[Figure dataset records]
— start —
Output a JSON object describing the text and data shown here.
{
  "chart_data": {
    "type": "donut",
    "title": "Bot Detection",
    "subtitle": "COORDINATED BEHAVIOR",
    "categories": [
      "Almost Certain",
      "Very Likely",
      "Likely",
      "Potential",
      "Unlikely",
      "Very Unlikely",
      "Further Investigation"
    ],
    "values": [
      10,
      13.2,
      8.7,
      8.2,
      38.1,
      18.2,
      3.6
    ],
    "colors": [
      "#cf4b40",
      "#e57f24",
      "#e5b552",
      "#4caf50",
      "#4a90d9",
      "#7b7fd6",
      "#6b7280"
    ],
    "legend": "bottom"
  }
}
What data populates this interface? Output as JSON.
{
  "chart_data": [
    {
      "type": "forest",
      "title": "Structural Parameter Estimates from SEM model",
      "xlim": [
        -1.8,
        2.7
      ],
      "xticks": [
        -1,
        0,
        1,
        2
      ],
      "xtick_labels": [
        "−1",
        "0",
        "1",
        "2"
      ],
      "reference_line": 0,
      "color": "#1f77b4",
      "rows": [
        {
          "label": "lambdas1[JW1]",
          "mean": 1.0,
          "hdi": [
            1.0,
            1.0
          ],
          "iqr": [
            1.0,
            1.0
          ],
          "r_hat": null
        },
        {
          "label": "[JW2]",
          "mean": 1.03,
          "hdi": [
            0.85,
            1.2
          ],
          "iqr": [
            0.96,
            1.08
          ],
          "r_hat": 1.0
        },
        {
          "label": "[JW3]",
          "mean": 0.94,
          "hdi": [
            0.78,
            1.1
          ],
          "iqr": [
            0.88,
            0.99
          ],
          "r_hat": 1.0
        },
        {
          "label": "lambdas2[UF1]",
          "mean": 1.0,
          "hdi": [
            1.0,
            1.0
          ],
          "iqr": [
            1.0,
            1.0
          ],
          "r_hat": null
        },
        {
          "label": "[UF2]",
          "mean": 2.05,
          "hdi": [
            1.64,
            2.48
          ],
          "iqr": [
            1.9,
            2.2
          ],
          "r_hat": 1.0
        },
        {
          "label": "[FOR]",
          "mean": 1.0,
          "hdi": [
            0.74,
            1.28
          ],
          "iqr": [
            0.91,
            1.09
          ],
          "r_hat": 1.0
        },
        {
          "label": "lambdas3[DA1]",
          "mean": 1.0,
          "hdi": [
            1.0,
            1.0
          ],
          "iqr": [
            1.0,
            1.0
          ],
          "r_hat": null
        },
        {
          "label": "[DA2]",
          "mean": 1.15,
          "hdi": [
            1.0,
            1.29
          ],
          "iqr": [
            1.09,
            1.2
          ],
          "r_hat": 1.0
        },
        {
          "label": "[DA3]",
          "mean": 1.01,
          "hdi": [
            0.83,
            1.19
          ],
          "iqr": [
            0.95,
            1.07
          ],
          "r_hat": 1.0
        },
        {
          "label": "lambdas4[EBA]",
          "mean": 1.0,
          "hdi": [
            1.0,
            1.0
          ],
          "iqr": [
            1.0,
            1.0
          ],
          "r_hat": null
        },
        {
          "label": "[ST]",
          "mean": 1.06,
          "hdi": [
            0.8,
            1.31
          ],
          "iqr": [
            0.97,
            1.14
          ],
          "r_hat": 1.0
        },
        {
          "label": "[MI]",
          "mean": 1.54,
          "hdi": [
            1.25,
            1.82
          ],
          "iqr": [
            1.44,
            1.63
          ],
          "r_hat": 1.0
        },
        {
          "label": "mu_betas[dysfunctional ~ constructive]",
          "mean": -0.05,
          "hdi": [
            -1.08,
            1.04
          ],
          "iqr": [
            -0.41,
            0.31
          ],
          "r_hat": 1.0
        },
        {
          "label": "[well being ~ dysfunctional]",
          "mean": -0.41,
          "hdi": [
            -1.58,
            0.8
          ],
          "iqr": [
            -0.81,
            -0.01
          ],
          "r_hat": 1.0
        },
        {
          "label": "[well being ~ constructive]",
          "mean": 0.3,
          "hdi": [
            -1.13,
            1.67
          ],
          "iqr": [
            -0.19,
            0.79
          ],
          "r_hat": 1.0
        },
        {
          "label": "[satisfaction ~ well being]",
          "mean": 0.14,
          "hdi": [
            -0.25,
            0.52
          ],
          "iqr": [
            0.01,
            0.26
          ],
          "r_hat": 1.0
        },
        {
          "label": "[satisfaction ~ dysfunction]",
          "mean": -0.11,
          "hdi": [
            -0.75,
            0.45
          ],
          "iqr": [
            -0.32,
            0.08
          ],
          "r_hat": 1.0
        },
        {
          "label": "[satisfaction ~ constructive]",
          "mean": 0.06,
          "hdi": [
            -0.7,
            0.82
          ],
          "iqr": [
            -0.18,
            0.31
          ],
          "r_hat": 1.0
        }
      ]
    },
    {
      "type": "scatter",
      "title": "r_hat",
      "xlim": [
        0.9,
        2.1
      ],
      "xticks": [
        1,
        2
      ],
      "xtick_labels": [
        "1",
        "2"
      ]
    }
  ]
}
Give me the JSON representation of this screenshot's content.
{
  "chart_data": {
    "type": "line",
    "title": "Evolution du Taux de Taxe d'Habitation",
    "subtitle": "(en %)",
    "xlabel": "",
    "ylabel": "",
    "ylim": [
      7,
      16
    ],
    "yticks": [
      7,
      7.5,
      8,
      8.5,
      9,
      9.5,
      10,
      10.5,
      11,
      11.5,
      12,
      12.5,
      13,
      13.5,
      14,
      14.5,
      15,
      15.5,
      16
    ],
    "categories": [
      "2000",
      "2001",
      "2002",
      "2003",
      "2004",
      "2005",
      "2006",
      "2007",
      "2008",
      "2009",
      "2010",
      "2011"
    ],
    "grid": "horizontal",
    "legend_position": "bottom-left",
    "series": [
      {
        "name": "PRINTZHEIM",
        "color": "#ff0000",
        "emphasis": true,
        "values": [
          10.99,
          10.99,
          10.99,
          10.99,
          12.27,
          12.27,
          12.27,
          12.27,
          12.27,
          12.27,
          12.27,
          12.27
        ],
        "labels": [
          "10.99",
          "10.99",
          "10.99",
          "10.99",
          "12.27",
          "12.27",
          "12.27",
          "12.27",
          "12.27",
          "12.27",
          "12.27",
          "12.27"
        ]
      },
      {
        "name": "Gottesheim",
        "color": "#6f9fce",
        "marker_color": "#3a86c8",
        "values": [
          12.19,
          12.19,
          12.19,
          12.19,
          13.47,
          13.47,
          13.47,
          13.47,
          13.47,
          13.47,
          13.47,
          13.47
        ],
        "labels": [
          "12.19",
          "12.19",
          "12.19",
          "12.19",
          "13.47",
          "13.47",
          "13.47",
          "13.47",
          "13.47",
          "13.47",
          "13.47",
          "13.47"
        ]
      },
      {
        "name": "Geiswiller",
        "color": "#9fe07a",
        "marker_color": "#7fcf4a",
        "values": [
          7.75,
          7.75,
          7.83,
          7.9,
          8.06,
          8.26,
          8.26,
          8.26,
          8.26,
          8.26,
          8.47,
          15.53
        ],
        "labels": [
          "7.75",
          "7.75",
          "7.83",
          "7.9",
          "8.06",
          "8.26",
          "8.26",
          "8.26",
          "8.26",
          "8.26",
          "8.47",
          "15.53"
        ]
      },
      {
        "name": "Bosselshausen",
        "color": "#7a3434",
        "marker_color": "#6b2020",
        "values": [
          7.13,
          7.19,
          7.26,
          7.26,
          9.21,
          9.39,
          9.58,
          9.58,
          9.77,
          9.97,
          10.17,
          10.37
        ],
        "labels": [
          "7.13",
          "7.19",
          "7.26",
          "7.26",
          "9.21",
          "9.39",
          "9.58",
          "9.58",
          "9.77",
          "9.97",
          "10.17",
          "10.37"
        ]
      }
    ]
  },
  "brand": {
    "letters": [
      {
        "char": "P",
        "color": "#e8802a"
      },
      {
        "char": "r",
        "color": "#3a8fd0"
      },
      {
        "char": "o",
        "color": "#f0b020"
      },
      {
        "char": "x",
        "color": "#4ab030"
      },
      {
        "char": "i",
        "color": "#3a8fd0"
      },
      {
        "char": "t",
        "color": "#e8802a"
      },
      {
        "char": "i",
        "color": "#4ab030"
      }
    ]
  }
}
— end —
What you have to do -> Check each line above for the word "subtitle", and copy the lines where it appears.

Answer below ->
    "subtitle": "COORDINATED BEHAVIOR",
    "subtitle": "(en %)",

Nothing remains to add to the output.